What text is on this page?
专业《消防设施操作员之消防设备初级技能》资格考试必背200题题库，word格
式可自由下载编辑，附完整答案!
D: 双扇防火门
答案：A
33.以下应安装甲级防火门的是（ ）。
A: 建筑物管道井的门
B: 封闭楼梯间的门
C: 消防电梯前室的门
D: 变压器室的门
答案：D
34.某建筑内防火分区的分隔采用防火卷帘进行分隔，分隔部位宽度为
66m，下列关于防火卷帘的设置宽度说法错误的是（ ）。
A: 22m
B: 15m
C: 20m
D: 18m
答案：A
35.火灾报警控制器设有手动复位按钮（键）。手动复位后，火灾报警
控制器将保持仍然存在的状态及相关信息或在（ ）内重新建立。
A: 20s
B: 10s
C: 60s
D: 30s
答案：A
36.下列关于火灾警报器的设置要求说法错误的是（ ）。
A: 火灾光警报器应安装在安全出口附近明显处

===

■ What is expected: Every record above should be output exactly.

■ The reply:
What text is on this page?
专业《消防设施操作员之消防设备初级技能》资格考试必背200题题库，word格
式可自由下载编辑，附完整答案!
D: 双扇防火门
答案：A
33.以下应安装甲级防火门的是（ ）。
A: 建筑物管道井的门
B: 封闭楼梯间的门
C: 消防电梯前室的门
D: 变压器室的门
答案：D
34.某建筑内防火分区的分隔采用防火卷帘进行分隔，分隔部位宽度为
66m，下列关于防火卷帘的设置宽度说法错误的是（ ）。
A: 22m
B: 15m
C: 20m
D: 18m
答案：A
35.火灾报警控制器设有手动复位按钮（键）。手动复位后，火灾报警
控制器将保持仍然存在的状态及相关信息或在（ ）内重新建立。
A: 20s
B: 10s
C: 60s
D: 30s
答案：A
36.下列关于火灾警报器的设置要求说法错误的是（ ）。
A: 火灾光警报器应安装在安全出口附近明显处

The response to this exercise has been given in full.